→ **Excerpt to read**:
--- START ---
# Tax Questions, please help!



## ColonyMark (Sep 26, 2019)

I started part time driving for Uber in June 2019. I received a 1099-MISC form, but it only shows around $600. I read that Uber only sends out the standard 1099 (not Misc) if you earn more than $20,000. My uber account shows the actual earnings for 2019, around 7K, but there's a note that says "not for tax filing purposes"
I assume that means uber only reported the $600 to the IRS?

Turbotax has a space to enter the 1099-Misc amount. How to I enter the full actual earnings? They want me to upgrade to a more expensive service to ask live questions.
Also, when I try to enter my mileage, Turbotax wants me to upgrade to their self employed service which costs $120. I hate to do that since I only drive part time.
There was a TurboTax special deal for Uber drivers, but I missed the deadline.
Is my only option to pay the more expensive TurboTax service? I guess that might be cheaper than going to a full service tax preparation company.

I don't want any problems with the IRS. Any advice would be much appreciated.


----------



## Older Chauffeur (Oct 16, 2014)
--- END ---
→ **Required action A**: From the Uber tax thread, reproduce the stretch from "I started part" through "missed the deadline.".
→ **Required action B**: List each amount of money named in the Uber tax thread, once each, in order of first appearance.

→ **Excerpted records**:
--- START ---
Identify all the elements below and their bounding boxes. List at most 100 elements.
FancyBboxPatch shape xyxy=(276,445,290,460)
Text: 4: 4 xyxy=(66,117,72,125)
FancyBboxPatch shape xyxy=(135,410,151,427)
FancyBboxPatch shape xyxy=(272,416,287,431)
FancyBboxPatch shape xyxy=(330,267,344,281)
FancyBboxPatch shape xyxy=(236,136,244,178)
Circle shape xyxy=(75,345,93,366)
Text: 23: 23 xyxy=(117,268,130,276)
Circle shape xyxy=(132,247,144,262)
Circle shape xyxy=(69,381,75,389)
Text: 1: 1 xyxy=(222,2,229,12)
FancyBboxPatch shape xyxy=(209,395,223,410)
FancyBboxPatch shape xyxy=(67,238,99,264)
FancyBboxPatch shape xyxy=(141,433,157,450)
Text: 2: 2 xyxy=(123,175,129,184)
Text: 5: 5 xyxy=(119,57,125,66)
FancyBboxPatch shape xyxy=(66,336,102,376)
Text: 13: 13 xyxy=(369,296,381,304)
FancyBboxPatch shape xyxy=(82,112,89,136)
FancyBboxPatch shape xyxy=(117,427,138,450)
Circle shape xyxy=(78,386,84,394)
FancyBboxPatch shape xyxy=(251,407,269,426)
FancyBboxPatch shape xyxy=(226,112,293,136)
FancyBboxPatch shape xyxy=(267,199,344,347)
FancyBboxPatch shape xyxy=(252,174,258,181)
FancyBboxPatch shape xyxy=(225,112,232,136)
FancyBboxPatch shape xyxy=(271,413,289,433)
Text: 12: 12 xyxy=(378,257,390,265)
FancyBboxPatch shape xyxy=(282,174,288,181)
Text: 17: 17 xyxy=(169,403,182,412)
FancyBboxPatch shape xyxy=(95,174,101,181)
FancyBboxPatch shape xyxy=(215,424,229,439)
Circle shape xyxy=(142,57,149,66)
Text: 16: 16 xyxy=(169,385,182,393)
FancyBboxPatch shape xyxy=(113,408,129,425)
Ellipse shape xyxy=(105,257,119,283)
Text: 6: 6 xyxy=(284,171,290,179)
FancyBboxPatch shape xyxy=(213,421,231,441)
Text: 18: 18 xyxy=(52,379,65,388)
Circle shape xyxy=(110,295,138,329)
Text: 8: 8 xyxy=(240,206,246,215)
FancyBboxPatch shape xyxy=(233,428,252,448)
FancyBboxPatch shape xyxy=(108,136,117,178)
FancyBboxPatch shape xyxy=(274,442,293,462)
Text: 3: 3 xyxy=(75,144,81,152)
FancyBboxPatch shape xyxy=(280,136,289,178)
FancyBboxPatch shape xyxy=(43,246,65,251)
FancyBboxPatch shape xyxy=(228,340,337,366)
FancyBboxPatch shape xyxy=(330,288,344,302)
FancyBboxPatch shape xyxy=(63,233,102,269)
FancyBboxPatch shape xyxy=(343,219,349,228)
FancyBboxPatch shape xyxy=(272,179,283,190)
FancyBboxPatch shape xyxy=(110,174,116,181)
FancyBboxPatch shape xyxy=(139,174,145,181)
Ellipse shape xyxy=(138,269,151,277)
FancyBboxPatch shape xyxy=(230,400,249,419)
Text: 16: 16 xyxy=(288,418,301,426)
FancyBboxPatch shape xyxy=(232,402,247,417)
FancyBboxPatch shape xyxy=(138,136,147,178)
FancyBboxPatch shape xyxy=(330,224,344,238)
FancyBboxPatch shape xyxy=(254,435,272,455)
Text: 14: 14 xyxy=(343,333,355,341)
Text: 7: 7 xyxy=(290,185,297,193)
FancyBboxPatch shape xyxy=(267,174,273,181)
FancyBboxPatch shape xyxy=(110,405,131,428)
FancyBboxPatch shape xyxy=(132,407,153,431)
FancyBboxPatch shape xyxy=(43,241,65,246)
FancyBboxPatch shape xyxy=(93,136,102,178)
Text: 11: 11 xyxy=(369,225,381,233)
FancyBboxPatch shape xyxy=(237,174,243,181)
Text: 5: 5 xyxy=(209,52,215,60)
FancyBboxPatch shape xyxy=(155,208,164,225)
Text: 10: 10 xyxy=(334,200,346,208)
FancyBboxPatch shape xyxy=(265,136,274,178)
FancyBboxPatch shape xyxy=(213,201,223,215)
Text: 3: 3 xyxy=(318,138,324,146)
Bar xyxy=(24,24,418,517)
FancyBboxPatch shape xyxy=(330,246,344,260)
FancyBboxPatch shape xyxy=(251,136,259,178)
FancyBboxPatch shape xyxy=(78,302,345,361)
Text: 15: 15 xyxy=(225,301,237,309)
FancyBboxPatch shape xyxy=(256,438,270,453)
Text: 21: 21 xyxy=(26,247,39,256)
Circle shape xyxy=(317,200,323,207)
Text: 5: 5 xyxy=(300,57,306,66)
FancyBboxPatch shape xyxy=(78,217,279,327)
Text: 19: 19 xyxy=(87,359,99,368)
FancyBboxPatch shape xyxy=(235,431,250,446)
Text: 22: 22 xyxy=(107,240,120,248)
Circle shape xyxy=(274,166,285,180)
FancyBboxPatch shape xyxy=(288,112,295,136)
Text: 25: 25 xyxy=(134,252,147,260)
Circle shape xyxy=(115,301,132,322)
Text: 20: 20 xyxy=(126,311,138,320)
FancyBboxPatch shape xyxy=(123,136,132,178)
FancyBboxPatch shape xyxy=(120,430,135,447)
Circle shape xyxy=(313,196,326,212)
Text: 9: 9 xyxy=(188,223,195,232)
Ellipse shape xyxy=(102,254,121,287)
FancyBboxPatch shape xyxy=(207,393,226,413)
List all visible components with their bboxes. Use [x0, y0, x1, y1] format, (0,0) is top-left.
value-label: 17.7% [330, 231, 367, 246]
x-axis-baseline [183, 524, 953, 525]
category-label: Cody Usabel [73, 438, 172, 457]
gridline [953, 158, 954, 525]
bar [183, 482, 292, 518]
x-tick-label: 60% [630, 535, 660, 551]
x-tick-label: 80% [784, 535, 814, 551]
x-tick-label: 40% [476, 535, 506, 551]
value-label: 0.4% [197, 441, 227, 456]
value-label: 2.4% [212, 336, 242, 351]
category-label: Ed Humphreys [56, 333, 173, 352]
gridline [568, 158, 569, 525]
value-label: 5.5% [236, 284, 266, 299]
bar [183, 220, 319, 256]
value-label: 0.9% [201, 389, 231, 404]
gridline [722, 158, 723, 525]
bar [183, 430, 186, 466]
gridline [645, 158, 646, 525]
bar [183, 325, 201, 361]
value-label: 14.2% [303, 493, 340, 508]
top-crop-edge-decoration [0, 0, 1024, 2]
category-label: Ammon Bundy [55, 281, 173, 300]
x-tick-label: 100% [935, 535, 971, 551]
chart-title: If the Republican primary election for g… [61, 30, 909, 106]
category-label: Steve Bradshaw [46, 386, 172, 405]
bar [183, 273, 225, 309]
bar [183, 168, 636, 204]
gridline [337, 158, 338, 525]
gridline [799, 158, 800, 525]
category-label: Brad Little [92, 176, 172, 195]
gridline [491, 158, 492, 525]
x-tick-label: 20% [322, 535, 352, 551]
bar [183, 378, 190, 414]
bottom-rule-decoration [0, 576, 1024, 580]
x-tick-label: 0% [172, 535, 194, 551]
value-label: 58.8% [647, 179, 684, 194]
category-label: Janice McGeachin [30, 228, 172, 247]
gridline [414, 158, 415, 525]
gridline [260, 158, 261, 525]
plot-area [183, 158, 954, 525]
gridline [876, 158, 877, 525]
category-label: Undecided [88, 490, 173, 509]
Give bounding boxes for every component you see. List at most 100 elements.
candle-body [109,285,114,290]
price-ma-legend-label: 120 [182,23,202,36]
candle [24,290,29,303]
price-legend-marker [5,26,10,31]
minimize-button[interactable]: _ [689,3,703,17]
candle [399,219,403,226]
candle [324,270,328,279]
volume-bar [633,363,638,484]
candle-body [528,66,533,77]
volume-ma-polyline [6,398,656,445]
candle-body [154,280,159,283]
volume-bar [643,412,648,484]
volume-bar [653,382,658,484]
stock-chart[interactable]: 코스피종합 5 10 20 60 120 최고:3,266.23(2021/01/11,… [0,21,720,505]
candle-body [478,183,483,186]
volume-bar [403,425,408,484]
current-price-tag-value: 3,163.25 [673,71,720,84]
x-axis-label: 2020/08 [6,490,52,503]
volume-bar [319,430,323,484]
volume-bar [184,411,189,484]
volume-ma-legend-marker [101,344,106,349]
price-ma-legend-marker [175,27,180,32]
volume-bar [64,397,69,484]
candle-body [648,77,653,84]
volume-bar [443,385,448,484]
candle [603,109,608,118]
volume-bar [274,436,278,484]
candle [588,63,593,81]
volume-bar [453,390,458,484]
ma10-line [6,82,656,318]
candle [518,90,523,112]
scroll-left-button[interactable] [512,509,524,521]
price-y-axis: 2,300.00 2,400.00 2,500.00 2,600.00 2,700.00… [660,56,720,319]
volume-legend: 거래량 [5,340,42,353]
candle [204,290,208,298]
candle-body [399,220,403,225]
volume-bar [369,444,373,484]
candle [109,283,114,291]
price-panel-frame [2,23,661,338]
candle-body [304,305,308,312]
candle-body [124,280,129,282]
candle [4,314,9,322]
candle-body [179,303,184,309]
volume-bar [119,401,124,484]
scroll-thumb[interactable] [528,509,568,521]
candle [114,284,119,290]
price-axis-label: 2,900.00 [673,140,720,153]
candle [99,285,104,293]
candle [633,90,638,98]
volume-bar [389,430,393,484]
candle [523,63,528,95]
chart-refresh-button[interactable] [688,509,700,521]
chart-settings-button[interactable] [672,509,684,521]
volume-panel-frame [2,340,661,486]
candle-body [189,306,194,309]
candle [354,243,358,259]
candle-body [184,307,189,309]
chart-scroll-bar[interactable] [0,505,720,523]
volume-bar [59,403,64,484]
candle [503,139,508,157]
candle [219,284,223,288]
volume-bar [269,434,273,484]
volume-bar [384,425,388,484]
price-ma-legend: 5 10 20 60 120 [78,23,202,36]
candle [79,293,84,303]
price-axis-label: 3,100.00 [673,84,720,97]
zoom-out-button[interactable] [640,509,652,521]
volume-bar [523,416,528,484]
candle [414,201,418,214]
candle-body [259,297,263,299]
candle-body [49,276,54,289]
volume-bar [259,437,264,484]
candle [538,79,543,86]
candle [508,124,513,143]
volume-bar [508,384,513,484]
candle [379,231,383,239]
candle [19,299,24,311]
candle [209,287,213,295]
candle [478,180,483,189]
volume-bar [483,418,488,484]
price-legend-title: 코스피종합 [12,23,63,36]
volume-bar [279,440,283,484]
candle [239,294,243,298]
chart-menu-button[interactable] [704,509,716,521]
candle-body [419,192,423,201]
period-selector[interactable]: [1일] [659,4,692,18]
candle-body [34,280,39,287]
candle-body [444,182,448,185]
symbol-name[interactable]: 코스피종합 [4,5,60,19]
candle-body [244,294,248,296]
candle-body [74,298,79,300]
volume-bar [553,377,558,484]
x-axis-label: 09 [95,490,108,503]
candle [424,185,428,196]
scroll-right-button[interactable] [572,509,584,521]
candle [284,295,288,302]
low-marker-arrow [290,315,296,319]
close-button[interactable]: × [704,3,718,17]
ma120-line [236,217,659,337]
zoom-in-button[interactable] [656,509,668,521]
--- END ---
→ **Solution A**:
I started part time driving for Uber in June 2019. I received a 1099-MISC form, but it only shows around $600. I read that Uber only sends out the standard 1099 (not Misc) if you earn more than $20,000. My uber account shows the actual earnings for 2019, around 7K, but there's a note that says "not for tax filing purposes"
I assume that means uber only reported the $600 to the IRS?

Turbotax has a space to enter the 1099-Misc amount. How to I enter the full actual earnings? They want me to upgrade to a more expensive service to ask live questions.
Also, when I try to enter my mileage, Turbotax wants me to upgrade to their self employed service which costs $120. I hate to do that since I only drive part time.
There was a TurboTax special deal for Uber drivers, but I missed the deadline.

→ **Solution B**:
$600
$20,000
7K
$120